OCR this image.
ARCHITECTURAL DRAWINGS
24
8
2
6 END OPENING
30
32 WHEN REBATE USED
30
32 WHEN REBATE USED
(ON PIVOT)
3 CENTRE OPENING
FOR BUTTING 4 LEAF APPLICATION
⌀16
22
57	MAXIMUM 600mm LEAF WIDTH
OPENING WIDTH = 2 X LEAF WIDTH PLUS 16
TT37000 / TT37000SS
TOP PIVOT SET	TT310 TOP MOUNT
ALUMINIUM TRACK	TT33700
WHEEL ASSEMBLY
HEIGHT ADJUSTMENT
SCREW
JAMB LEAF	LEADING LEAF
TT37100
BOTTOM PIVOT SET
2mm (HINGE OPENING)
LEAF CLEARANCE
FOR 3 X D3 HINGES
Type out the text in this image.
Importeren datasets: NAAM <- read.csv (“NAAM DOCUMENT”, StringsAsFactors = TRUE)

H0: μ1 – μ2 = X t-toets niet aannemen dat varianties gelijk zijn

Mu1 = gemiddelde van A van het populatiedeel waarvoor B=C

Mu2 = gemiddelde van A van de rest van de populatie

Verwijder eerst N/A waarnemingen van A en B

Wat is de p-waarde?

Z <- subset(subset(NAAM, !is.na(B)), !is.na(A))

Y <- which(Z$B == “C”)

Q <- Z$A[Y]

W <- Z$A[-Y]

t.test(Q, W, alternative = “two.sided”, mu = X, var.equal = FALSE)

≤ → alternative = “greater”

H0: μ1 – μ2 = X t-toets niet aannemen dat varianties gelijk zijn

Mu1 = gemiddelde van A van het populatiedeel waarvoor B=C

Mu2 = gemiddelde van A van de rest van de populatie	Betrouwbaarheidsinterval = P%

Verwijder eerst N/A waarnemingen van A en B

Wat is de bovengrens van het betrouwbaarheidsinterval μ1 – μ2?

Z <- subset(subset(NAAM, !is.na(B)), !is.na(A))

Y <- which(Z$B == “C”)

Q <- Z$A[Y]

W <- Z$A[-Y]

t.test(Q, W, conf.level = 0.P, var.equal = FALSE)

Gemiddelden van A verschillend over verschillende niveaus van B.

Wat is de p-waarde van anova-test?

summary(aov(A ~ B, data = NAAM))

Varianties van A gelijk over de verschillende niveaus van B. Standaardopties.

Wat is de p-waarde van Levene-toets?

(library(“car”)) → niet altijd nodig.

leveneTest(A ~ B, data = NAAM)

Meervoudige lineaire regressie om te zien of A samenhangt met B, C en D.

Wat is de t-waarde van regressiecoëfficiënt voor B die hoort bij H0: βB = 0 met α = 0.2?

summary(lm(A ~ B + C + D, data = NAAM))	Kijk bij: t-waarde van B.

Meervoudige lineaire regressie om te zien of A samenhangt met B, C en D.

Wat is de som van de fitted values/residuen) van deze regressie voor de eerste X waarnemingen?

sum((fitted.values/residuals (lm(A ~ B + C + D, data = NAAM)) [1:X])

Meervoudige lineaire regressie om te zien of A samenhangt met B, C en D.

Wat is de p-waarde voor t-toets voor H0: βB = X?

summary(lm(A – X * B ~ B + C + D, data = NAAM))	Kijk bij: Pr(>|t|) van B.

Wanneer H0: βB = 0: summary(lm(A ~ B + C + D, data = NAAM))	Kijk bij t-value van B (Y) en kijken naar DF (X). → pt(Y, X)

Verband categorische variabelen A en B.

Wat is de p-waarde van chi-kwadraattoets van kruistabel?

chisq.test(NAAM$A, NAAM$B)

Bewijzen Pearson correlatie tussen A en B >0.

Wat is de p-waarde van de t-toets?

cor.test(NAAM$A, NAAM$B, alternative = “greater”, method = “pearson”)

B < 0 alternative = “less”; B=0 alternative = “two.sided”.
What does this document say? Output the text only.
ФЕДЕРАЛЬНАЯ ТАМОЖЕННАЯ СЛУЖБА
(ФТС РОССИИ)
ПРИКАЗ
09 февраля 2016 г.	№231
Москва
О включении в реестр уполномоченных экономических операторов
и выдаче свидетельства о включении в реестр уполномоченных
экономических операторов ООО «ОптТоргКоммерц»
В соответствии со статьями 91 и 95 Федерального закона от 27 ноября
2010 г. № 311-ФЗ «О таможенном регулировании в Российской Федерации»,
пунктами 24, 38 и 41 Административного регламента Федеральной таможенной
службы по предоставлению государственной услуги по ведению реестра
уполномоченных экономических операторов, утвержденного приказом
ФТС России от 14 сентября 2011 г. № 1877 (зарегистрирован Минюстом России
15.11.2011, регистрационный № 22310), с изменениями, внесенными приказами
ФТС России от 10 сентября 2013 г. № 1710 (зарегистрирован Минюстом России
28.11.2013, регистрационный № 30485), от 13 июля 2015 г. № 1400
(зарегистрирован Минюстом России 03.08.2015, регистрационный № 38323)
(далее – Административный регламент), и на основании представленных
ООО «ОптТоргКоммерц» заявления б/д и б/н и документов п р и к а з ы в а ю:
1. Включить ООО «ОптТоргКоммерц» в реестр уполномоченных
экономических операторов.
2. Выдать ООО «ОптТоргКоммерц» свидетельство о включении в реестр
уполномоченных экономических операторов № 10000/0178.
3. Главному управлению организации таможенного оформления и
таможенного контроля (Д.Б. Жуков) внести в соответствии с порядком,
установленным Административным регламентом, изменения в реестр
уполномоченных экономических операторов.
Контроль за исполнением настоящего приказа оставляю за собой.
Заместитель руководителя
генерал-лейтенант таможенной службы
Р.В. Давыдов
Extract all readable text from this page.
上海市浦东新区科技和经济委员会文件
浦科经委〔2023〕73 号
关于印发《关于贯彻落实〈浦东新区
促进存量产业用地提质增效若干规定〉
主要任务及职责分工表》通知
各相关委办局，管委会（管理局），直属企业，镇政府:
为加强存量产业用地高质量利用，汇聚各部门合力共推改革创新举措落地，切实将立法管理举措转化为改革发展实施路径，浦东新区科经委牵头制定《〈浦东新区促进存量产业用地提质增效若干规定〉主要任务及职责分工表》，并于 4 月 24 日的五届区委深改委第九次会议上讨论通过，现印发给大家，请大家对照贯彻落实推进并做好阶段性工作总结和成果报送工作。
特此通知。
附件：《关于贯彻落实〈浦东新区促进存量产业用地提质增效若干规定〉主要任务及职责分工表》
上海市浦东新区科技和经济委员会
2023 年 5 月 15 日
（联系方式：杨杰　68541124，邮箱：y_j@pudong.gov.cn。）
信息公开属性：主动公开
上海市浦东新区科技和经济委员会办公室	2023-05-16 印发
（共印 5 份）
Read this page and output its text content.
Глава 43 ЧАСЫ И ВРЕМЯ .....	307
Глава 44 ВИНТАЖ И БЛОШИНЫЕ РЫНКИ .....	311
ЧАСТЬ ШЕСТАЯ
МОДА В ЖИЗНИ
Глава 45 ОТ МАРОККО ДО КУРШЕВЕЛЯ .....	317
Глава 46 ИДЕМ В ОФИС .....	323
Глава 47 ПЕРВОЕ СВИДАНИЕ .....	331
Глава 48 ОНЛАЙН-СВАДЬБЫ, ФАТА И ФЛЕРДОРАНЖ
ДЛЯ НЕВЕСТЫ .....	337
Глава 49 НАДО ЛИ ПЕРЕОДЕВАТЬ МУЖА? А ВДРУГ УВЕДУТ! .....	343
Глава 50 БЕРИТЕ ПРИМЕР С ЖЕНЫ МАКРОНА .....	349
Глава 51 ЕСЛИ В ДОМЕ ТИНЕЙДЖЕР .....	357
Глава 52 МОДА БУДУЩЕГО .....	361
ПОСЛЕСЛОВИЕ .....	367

============

Exercise: Every line of the records above needs to be given again exactly.

Reply to the task:
OCR this image.
ARCHITECTURAL DRAWINGS
24
8
2
6 END OPENING
30
32 WHEN REBATE USED
30
32 WHEN REBATE USED
(ON PIVOT)
3 CENTRE OPENING
FOR BUTTING 4 LEAF APPLICATION
⌀16
22
57	MAXIMUM 600mm LEAF WIDTH
OPENING WIDTH = 2 X LEAF WIDTH PLUS 16
TT37000 / TT37000SS
TOP PIVOT SET	TT310 TOP MOUNT
ALUMINIUM TRACK	TT33700
WHEEL ASSEMBLY
HEIGHT ADJUSTMENT
SCREW
JAMB LEAF	LEADING LEAF
TT37100
BOTTOM PIVOT SET
2mm (HINGE OPENING)
LEAF CLEARANCE
FOR 3 X D3 HINGES
Type out the text in this image.
Importeren datasets: NAAM <- read.csv (“NAAM DOCUMENT”, StringsAsFactors = TRUE)

H0: μ1 – μ2 = X t-toets niet aannemen dat varianties gelijk zijn

Mu1 = gemiddelde van A van het populatiedeel waarvoor B=C

Mu2 = gemiddelde van A van de rest van de populatie

Verwijder eerst N/A waarnemingen van A en B

Wat is de p-waarde?

Z <- subset(subset(NAAM, !is.na(B)), !is.na(A))

Y <- which(Z$B == “C”)

Q <- Z$A[Y]

W <- Z$A[-Y]

t.test(Q, W, alternative = “two.sided”, mu = X, var.equal = FALSE)

≤ → alternative = “greater”

H0: μ1 – μ2 = X t-toets niet aannemen dat varianties gelijk zijn

Mu1 = gemiddelde van A van het populatiedeel waarvoor B=C

Mu2 = gemiddelde van A van de rest van de populatie	Betrouwbaarheidsinterval = P%

Verwijder eerst N/A waarnemingen van A en B

Wat is de bovengrens van het betrouwbaarheidsinterval μ1 – μ2?

Z <- subset(subset(NAAM, !is.na(B)), !is.na(A))

Y <- which(Z$B == “C”)

Q <- Z$A[Y]

W <- Z$A[-Y]

t.test(Q, W, conf.level = 0.P, var.equal = FALSE)

Gemiddelden van A verschillend over verschillende niveaus van B.

Wat is de p-waarde van anova-test?

summary(aov(A ~ B, data = NAAM))

Varianties van A gelijk over de verschillende niveaus van B. Standaardopties.

Wat is de p-waarde van Levene-toets?

(library(“car”)) → niet altijd nodig.

leveneTest(A ~ B, data = NAAM)

Meervoudige lineaire regressie om te zien of A samenhangt met B, C en D.

Wat is de t-waarde van regressiecoëfficiënt voor B die hoort bij H0: βB = 0 met α = 0.2?

summary(lm(A ~ B + C + D, data = NAAM))	Kijk bij: t-waarde van B.

Meervoudige lineaire regressie om te zien of A samenhangt met B, C en D.

Wat is de som van de fitted values/residuen) van deze regressie voor de eerste X waarnemingen?

sum((fitted.values/residuals (lm(A ~ B + C + D, data = NAAM)) [1:X])

Meervoudige lineaire regressie om te zien of A samenhangt met B, C en D.

Wat is de p-waarde voor t-toets voor H0: βB = X?

summary(lm(A – X * B ~ B + C + D, data = NAAM))	Kijk bij: Pr(>|t|) van B.

Wanneer H0: βB = 0: summary(lm(A ~ B + C + D, data = NAAM))	Kijk bij t-value van B (Y) en kijken naar DF (X). → pt(Y, X)

Verband categorische variabelen A en B.

Wat is de p-waarde van chi-kwadraattoets van kruistabel?

chisq.test(NAAM$A, NAAM$B)

Bewijzen Pearson correlatie tussen A en B >0.

Wat is de p-waarde van de t-toets?

cor.test(NAAM$A, NAAM$B, alternative = “greater”, method = “pearson”)

B < 0 alternative = “less”; B=0 alternative = “two.sided”.
What does this document say? Output the text only.
ФЕДЕРАЛЬНАЯ ТАМОЖЕННАЯ СЛУЖБА
(ФТС РОССИИ)
ПРИКАЗ
09 февраля 2016 г.	№231
Москва
О включении в реестр уполномоченных экономических операторов
и выдаче свидетельства о включении в реестр уполномоченных
экономических операторов ООО «ОптТоргКоммерц»
В соответствии со статьями 91 и 95 Федерального закона от 27 ноября
2010 г. № 311-ФЗ «О таможенном регулировании в Российской Федерации»,
пунктами 24, 38 и 41 Административного регламента Федеральной таможенной
службы по предоставлению государственной услуги по ведению реестра
уполномоченных экономических операторов, утвержденного приказом
ФТС России от 14 сентября 2011 г. № 1877 (зарегистрирован Минюстом России
15.11.2011, регистрационный № 22310), с изменениями, внесенными приказами
ФТС России от 10 сентября 2013 г. № 1710 (зарегистрирован Минюстом России
28.11.2013, регистрационный № 30485), от 13 июля 2015 г. № 1400
(зарегистрирован Минюстом России 03.08.2015, регистрационный № 38323)
(далее – Административный регламент), и на основании представленных
ООО «ОптТоргКоммерц» заявления б/д и б/н и документов п р и к а з ы в а ю:
1. Включить ООО «ОптТоргКоммерц» в реестр уполномоченных
экономических операторов.
2. Выдать ООО «ОптТоргКоммерц» свидетельство о включении в реестр
уполномоченных экономических операторов № 10000/0178.
3. Главному управлению организации таможенного оформления и
таможенного контроля (Д.Б. Жуков) внести в соответствии с порядком,
установленным Административным регламентом, изменения в реестр
уполномоченных экономических операторов.
Контроль за исполнением настоящего приказа оставляю за собой.
Заместитель руководителя
генерал-лейтенант таможенной службы
Р.В. Давыдов
Extract all readable text from this page.
上海市浦东新区科技和经济委员会文件
浦科经委〔2023〕73 号
关于印发《关于贯彻落实〈浦东新区
促进存量产业用地提质增效若干规定〉
主要任务及职责分工表》通知
各相关委办局，管委会（管理局），直属企业，镇政府:
为加强存量产业用地高质量利用，汇聚各部门合力共推改革创新举措落地，切实将立法管理举措转化为改革发展实施路径，浦东新区科经委牵头制定《〈浦东新区促进存量产业用地提质增效若干规定〉主要任务及职责分工表》，并于 4 月 24 日的五届区委深改委第九次会议上讨论通过，现印发给大家，请大家对照贯彻落实推进并做好阶段性工作总结和成果报送工作。
特此通知。
附件：《关于贯彻落实〈浦东新区促进存量产业用地提质增效若干规定〉主要任务及职责分工表》
上海市浦东新区科技和经济委员会
2023 年 5 月 15 日
（联系方式：杨杰　68541124，邮箱：y_j@pudong.gov.cn。）
信息公开属性：主动公开
上海市浦东新区科技和经济委员会办公室	2023-05-16 印发
（共印 5 份）
Read this page and output its text content.
Глава 43 ЧАСЫ И ВРЕМЯ .....	307
Глава 44 ВИНТАЖ И БЛОШИНЫЕ РЫНКИ .....	311
ЧАСТЬ ШЕСТАЯ
МОДА В ЖИЗНИ
Глава 45 ОТ МАРОККО ДО КУРШЕВЕЛЯ .....	317
Глава 46 ИДЕМ В ОФИС .....	323
Глава 47 ПЕРВОЕ СВИДАНИЕ .....	331
Глава 48 ОНЛАЙН-СВАДЬБЫ, ФАТА И ФЛЕРДОРАНЖ
ДЛЯ НЕВЕСТЫ .....	337
Глава 49 НАДО ЛИ ПЕРЕОДЕВАТЬ МУЖА? А ВДРУГ УВЕДУТ! .....	343
Глава 50 БЕРИТЕ ПРИМЕР С ЖЕНЫ МАКРОНА .....	349
Глава 51 ЕСЛИ В ДОМЕ ТИНЕЙДЖЕР .....	357
Глава 52 МОДА БУДУЩЕГО .....	361
ПОСЛЕСЛОВИЕ .....	367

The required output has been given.